INSTRUCTION A —
In the provided passage, how many portraits does the Shakespeare Album present?

PROVIDED PASSAGE —
--*--
She has been a full member of the Academy of Sciences and Literature, Mainz since 2005, and since 2011 she has served as Chair of the Academy’s Committee for English Literature. On the occasion of Shakespeare’s 450th birthday in 2014, she collaborated with fellow members of the Mainz Academy – including fellow Shakespeare scholar Werner Habicht – on the Shakespeare Album: a photographic album presenting 109 portraits and autograph signatures of personalities central to the propagation of German interest in Shakespeare over the centuries.

In 2019, she was appointed Chair of the Commission of Literature and Culture at the Academy; and in July 2019, she was elected a full member of the section of 'Literary and Theatrical Studies' in the Academia Europaea. She has also served on the Editorial Boards of the journals Archiv für das Studium der neueren Sprachen und Literaturen, Editionen in der Kritik and the Prague Journal of English Studies.
--*--
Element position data

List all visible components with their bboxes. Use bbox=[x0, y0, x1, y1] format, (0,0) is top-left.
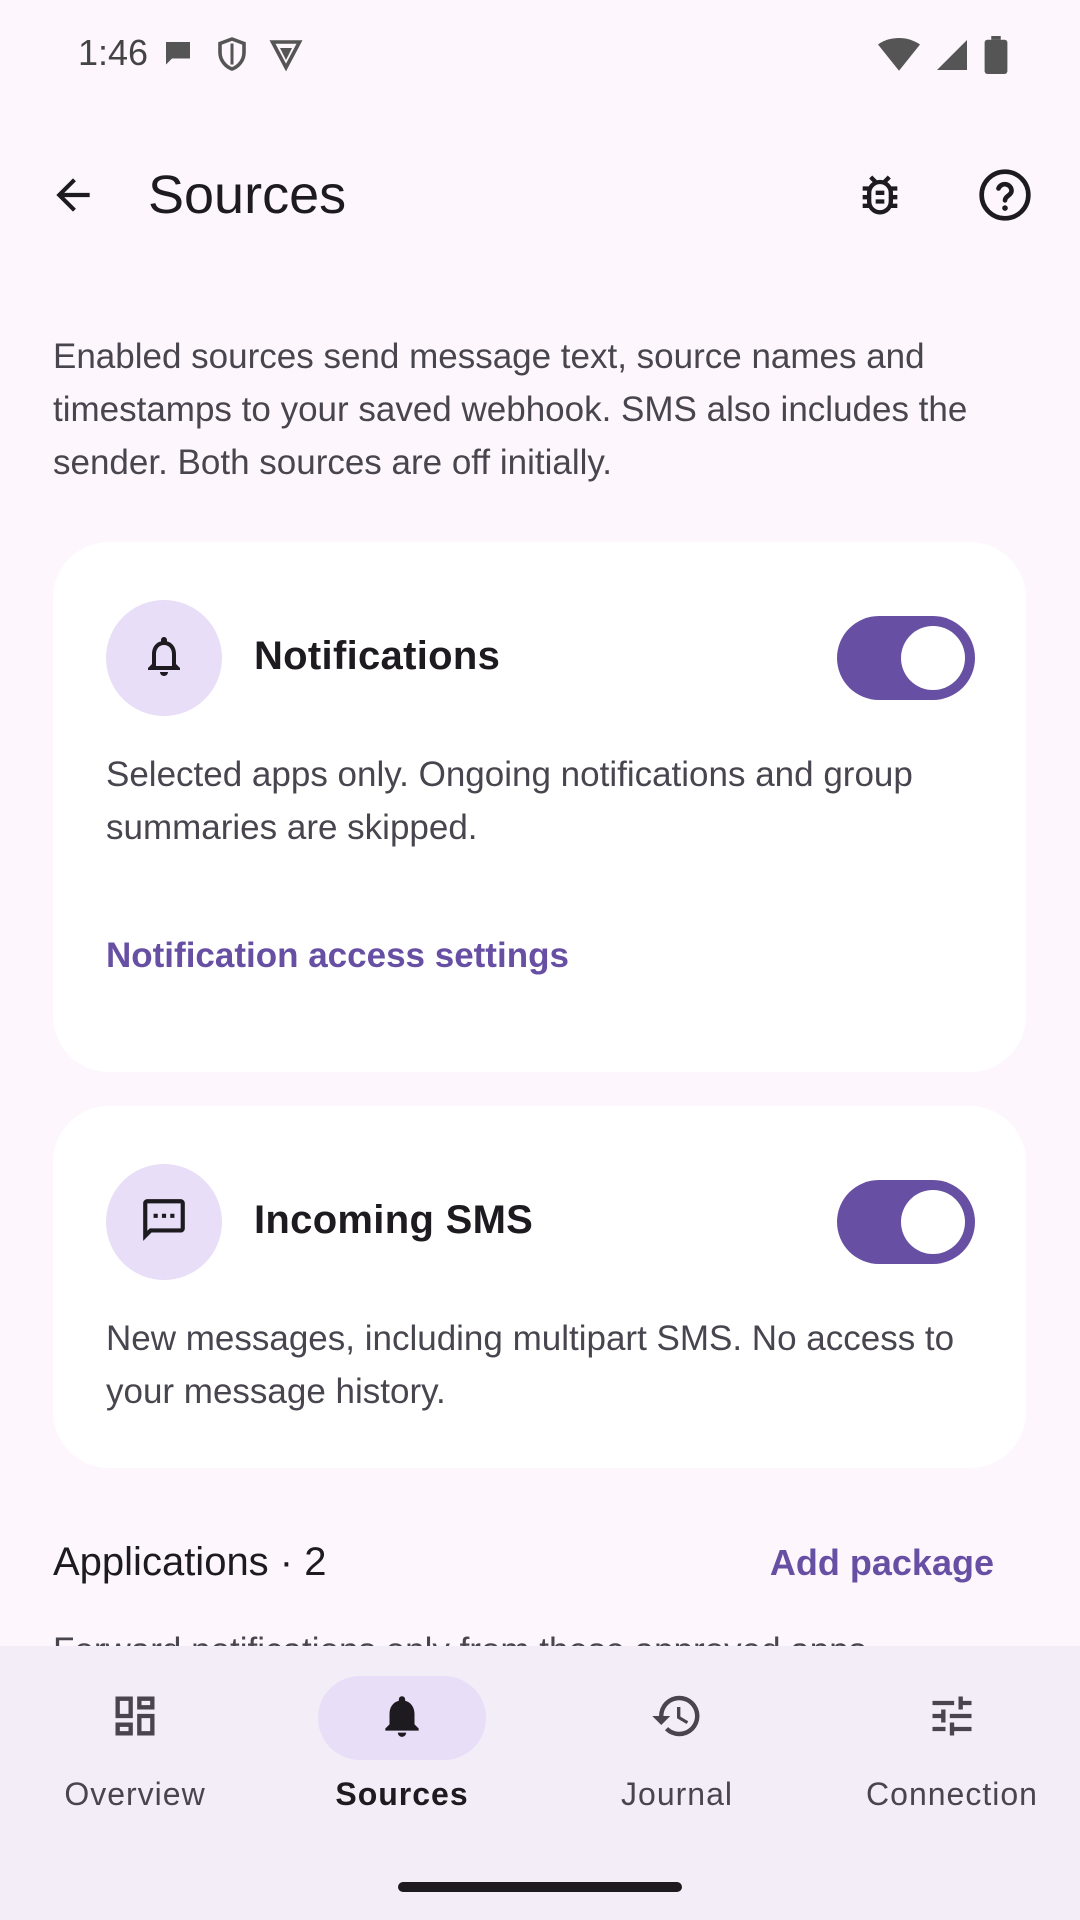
shield-icon bbox=[214, 36, 250, 72]
nav-item-journal[interactable]: Journal bbox=[542, 1676, 812, 1826]
sms-title: Incoming SMS bbox=[254, 1198, 534, 1242]
toggle-knob bbox=[901, 626, 965, 690]
status-icons-left bbox=[160, 36, 304, 72]
applications-description: Forward notifications only from these ap… bbox=[53, 1624, 1053, 1646]
notifications-description: Selected apps only. Ongoing notification… bbox=[106, 755, 913, 847]
history-icon bbox=[650, 1689, 704, 1748]
vpn-icon bbox=[268, 36, 304, 72]
notifications-title: Notifications bbox=[254, 634, 501, 678]
notifications-icon-circle bbox=[106, 600, 222, 716]
wifi-icon bbox=[878, 37, 920, 73]
sms-icon-circle bbox=[106, 1164, 222, 1280]
nav-label-sources: Sources bbox=[335, 1776, 469, 1812]
applications-section-title: Applications · 2 bbox=[53, 1540, 327, 1584]
notifications-card: Notifications Selected apps only. Ongoin… bbox=[53, 542, 1026, 1072]
notifications-toggle[interactable] bbox=[837, 616, 975, 700]
battery-icon bbox=[984, 36, 1008, 74]
nav-pill bbox=[868, 1676, 1036, 1760]
nav-item-overview[interactable]: Overview bbox=[0, 1676, 270, 1826]
status-bar: 1:46 bbox=[0, 0, 1080, 110]
page-title: Sources bbox=[148, 165, 347, 225]
nav-pill-active bbox=[318, 1676, 486, 1760]
nav-item-sources[interactable]: Sources bbox=[267, 1676, 537, 1826]
home-indicator[interactable] bbox=[398, 1882, 682, 1892]
nav-pill bbox=[51, 1676, 219, 1760]
signal-icon bbox=[934, 37, 970, 73]
status-time: 1:46 bbox=[78, 32, 149, 73]
sms-toggle[interactable] bbox=[837, 1180, 975, 1264]
toggle-knob bbox=[901, 1190, 965, 1254]
bell-icon bbox=[140, 632, 188, 685]
notification-access-settings-link[interactable]: Notification access settings bbox=[106, 936, 569, 976]
debug-button[interactable] bbox=[845, 162, 915, 232]
back-button[interactable] bbox=[38, 162, 108, 232]
chat-bubble-icon bbox=[160, 36, 196, 72]
nav-item-connection[interactable]: Connection bbox=[817, 1676, 1080, 1826]
tune-icon bbox=[926, 1690, 978, 1747]
add-package-button[interactable]: Add package bbox=[770, 1542, 994, 1584]
help-button[interactable] bbox=[970, 162, 1040, 232]
top-app-bar: Sources bbox=[0, 140, 1080, 250]
sms-description: New messages, including multipart SMS. N… bbox=[106, 1319, 955, 1411]
nav-label-journal: Journal bbox=[621, 1776, 733, 1812]
bug-icon bbox=[854, 169, 906, 226]
intro-text: Enabled sources send message text, sourc… bbox=[53, 337, 968, 482]
arrow-back-icon bbox=[48, 170, 98, 225]
bell-icon bbox=[377, 1691, 427, 1746]
sms-card: Incoming SMS New messages, including mul… bbox=[53, 1106, 1026, 1468]
dashboard-icon bbox=[109, 1690, 161, 1747]
sms-icon bbox=[139, 1195, 189, 1250]
help-icon bbox=[977, 167, 1033, 228]
bottom-navigation: Overview Sources Journal Connection bbox=[0, 1646, 1080, 1920]
nav-label-connection: Connection bbox=[866, 1776, 1038, 1812]
nav-pill bbox=[593, 1676, 761, 1760]
status-icons-right bbox=[878, 36, 1008, 74]
nav-label-overview: Overview bbox=[64, 1776, 206, 1812]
--*--
INSTRUCTION B —
Lay out the listing lines as a Markdown table with the columns Row and Line. Start at the line that contains "shield-icon bbox=[214, 36, 250, 72]", continue through the line that contains "notifications-title: Notifications bbox=[254, 634, 501, 678]", and leave out any blank lines.

EXERCISE OUTPUT A —
109 portraits, along with autograph signatures.

EXERCISE OUTPUT B —
| Row | Line |
|---|---|
| 1 | shield-icon bbox=[214, 36, 250, 72] |
| 2 | nav-item-journal[interactable]: Journal bbox=[542, 1676, 812, 1826] |
| 3 | sms-title: Incoming SMS bbox=[254, 1198, 534, 1242] |
| 4 | toggle-knob bbox=[901, 626, 965, 690] |
| 5 | status-icons-left bbox=[160, 36, 304, 72] |
| 6 | applications-description: Forward notifications only from these ap… bbox=[53, 1624, 1053, 1646] |
| 7 | notifications-description: Selected apps only. Ongoing notification… bbox=[106, 755, 913, 847] |
| 8 | history-icon bbox=[650, 1689, 704, 1748] |
| 9 | vpn-icon bbox=[268, 36, 304, 72] |
| 10 | notifications-title: Notifications bbox=[254, 634, 501, 678] |